- _DIRECTION_:
Look for "Give me a plain-text" in the listing below, then copy exactly the line it appears in and all lines after it to the end, and nothing more.

- _Saved data entries_:

┄┄┄┄┄┄┄┄┄┄┄┄┄┄┄┄┄┄┄┄

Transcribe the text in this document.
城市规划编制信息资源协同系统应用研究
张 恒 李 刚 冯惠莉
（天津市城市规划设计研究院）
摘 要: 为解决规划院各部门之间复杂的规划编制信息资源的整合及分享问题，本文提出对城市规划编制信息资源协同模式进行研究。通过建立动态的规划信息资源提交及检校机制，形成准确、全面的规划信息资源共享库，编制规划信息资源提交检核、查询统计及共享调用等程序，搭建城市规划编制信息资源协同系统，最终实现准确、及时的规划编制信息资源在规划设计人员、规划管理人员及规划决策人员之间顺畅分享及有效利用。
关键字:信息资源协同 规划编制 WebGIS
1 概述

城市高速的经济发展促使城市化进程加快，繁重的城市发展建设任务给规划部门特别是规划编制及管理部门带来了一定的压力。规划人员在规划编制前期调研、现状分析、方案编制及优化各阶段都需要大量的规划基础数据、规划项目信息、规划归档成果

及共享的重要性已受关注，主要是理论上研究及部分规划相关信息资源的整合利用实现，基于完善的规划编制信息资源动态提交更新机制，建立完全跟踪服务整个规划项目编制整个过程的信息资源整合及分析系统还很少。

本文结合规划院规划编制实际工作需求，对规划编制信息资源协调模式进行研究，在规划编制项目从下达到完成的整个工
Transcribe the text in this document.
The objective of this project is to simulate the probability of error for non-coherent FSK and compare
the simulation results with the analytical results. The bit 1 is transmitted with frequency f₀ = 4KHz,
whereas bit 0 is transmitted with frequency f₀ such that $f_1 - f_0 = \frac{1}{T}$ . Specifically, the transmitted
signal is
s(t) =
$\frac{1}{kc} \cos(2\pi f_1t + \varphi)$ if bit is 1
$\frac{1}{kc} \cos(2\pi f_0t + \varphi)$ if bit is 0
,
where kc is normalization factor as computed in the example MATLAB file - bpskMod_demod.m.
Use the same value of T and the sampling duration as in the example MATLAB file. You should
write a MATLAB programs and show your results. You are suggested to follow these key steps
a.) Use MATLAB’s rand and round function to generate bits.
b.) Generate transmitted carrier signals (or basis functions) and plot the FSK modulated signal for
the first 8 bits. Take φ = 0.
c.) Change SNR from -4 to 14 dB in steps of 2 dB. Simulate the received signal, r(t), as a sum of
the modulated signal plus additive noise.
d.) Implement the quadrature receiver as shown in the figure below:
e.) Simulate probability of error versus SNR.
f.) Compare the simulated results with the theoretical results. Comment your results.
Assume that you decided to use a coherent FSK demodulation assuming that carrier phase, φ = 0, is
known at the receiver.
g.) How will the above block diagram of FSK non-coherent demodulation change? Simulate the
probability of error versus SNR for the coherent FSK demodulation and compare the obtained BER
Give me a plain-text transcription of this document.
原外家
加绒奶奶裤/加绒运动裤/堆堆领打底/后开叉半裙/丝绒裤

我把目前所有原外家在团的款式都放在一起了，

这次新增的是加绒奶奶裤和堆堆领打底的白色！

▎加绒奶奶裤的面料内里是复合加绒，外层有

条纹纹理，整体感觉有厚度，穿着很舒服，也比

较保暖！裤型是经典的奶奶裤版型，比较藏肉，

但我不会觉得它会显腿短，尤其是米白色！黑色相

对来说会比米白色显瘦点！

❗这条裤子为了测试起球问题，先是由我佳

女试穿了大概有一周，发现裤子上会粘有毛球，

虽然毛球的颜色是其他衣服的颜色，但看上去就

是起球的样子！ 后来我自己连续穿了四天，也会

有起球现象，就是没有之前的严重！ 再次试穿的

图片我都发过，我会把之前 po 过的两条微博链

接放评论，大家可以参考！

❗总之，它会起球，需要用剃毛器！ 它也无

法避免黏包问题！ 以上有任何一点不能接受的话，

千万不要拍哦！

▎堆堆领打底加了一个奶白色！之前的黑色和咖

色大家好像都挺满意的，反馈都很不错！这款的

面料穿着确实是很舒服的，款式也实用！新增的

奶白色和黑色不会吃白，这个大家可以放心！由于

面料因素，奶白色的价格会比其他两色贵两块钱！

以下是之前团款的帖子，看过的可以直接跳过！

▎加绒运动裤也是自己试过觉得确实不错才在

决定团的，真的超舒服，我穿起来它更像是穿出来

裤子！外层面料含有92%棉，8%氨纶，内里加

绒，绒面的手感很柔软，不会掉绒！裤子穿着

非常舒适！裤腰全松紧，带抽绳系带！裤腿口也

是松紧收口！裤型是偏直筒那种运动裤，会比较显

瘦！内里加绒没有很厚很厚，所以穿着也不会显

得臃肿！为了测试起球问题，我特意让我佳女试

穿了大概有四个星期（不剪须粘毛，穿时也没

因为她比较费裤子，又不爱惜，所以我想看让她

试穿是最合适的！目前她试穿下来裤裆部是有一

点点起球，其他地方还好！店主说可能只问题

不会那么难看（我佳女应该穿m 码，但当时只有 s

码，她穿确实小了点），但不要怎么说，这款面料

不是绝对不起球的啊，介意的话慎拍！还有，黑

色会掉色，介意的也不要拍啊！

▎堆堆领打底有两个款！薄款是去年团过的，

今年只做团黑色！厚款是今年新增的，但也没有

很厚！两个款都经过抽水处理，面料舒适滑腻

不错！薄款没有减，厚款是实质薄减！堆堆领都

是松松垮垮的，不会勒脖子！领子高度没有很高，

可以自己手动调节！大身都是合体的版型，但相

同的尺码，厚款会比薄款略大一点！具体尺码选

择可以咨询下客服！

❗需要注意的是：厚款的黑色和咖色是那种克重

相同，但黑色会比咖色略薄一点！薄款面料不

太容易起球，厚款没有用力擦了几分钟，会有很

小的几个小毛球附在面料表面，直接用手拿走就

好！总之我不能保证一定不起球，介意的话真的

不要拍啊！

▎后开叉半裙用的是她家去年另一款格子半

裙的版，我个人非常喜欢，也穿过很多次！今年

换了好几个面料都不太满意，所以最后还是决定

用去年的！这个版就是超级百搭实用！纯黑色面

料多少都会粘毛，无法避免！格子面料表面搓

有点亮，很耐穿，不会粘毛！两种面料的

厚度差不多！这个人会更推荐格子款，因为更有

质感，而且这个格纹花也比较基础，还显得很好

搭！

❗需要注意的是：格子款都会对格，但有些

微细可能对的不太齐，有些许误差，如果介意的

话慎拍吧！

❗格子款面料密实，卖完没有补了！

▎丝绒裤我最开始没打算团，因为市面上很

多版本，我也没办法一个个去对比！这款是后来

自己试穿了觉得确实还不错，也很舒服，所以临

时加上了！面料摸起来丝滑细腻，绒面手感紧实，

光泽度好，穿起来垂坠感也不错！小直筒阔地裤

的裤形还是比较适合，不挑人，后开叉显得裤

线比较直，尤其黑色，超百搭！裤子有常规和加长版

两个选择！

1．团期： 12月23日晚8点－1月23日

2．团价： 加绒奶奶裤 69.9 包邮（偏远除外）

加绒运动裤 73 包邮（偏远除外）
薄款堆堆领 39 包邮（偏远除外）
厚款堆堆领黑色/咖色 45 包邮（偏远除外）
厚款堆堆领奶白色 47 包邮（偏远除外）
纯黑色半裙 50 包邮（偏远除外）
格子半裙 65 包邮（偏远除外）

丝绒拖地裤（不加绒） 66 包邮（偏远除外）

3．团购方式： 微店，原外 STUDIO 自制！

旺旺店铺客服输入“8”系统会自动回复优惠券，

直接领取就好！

┄┄┄┄┄┄┄┄┄┄┄┄┄┄┄┄┄┄┄┄

- _ANSWER TO THIS TASK_:
Give me a plain-text transcription of this document.
原外家
加绒奶奶裤/加绒运动裤/堆堆领打底/后开叉半裙/丝绒裤

我把目前所有原外家在团的款式都放在一起了，

这次新增的是加绒奶奶裤和堆堆领打底的白色！

▎加绒奶奶裤的面料内里是复合加绒，外层有

条纹纹理，整体感觉有厚度，穿着很舒服，也比

较保暖！裤型是经典的奶奶裤版型，比较藏肉，

但我不会觉得它会显腿短，尤其是米白色！黑色相

对来说会比米白色显瘦点！

❗这条裤子为了测试起球问题，先是由我佳

女试穿了大概有一周，发现裤子上会粘有毛球，

虽然毛球的颜色是其他衣服的颜色，但看上去就

是起球的样子！ 后来我自己连续穿了四天，也会

有起球现象，就是没有之前的严重！ 再次试穿的

图片我都发过，我会把之前 po 过的两条微博链

接放评论，大家可以参考！

❗总之，它会起球，需要用剃毛器！ 它也无

法避免黏包问题！ 以上有任何一点不能接受的话，

千万不要拍哦！

▎堆堆领打底加了一个奶白色！之前的黑色和咖

色大家好像都挺满意的，反馈都很不错！这款的

面料穿着确实是很舒服的，款式也实用！新增的

奶白色和黑色不会吃白，这个大家可以放心！由于

面料因素，奶白色的价格会比其他两色贵两块钱！

以下是之前团款的帖子，看过的可以直接跳过！

▎加绒运动裤也是自己试过觉得确实不错才在

决定团的，真的超舒服，我穿起来它更像是穿出来

裤子！外层面料含有92%棉，8%氨纶，内里加

绒，绒面的手感很柔软，不会掉绒！裤子穿着

非常舒适！裤腰全松紧，带抽绳系带！裤腿口也

是松紧收口！裤型是偏直筒那种运动裤，会比较显

瘦！内里加绒没有很厚很厚，所以穿着也不会显

得臃肿！为了测试起球问题，我特意让我佳女试

穿了大概有四个星期（不剪须粘毛，穿时也没

因为她比较费裤子，又不爱惜，所以我想看让她

试穿是最合适的！目前她试穿下来裤裆部是有一

点点起球，其他地方还好！店主说可能只问题

不会那么难看（我佳女应该穿m 码，但当时只有 s

码，她穿确实小了点），但不要怎么说，这款面料

不是绝对不起球的啊，介意的话慎拍！还有，黑

色会掉色，介意的也不要拍啊！

▎堆堆领打底有两个款！薄款是去年团过的，

今年只做团黑色！厚款是今年新增的，但也没有

很厚！两个款都经过抽水处理，面料舒适滑腻

不错！薄款没有减，厚款是实质薄减！堆堆领都

是松松垮垮的，不会勒脖子！领子高度没有很高，

可以自己手动调节！大身都是合体的版型，但相

同的尺码，厚款会比薄款略大一点！具体尺码选

择可以咨询下客服！

❗需要注意的是：厚款的黑色和咖色是那种克重

相同，但黑色会比咖色略薄一点！薄款面料不

太容易起球，厚款没有用力擦了几分钟，会有很

小的几个小毛球附在面料表面，直接用手拿走就

好！总之我不能保证一定不起球，介意的话真的

不要拍啊！

▎后开叉半裙用的是她家去年另一款格子半

裙的版，我个人非常喜欢，也穿过很多次！今年

换了好几个面料都不太满意，所以最后还是决定

用去年的！这个版就是超级百搭实用！纯黑色面

料多少都会粘毛，无法避免！格子面料表面搓

有点亮，很耐穿，不会粘毛！两种面料的

厚度差不多！这个人会更推荐格子款，因为更有

质感，而且这个格纹花也比较基础，还显得很好

搭！

❗需要注意的是：格子款都会对格，但有些

微细可能对的不太齐，有些许误差，如果介意的

话慎拍吧！

❗格子款面料密实，卖完没有补了！

▎丝绒裤我最开始没打算团，因为市面上很

多版本，我也没办法一个个去对比！这款是后来

自己试穿了觉得确实还不错，也很舒服，所以临

时加上了！面料摸起来丝滑细腻，绒面手感紧实，

光泽度好，穿起来垂坠感也不错！小直筒阔地裤

的裤形还是比较适合，不挑人，后开叉显得裤

线比较直，尤其黑色，超百搭！裤子有常规和加长版

两个选择！

1．团期： 12月23日晚8点－1月23日

2．团价： 加绒奶奶裤 69.9 包邮（偏远除外）

加绒运动裤 73 包邮（偏远除外）
薄款堆堆领 39 包邮（偏远除外）
厚款堆堆领黑色/咖色 45 包邮（偏远除外）
厚款堆堆领奶白色 47 包邮（偏远除外）
纯黑色半裙 50 包邮（偏远除外）
格子半裙 65 包邮（偏远除外）

丝绒拖地裤（不加绒） 66 包邮（偏远除外）

3．团购方式： 微店，原外 STUDIO 自制！

旺旺店铺客服输入“8”系统会自动回复优惠券，

直接领取就好！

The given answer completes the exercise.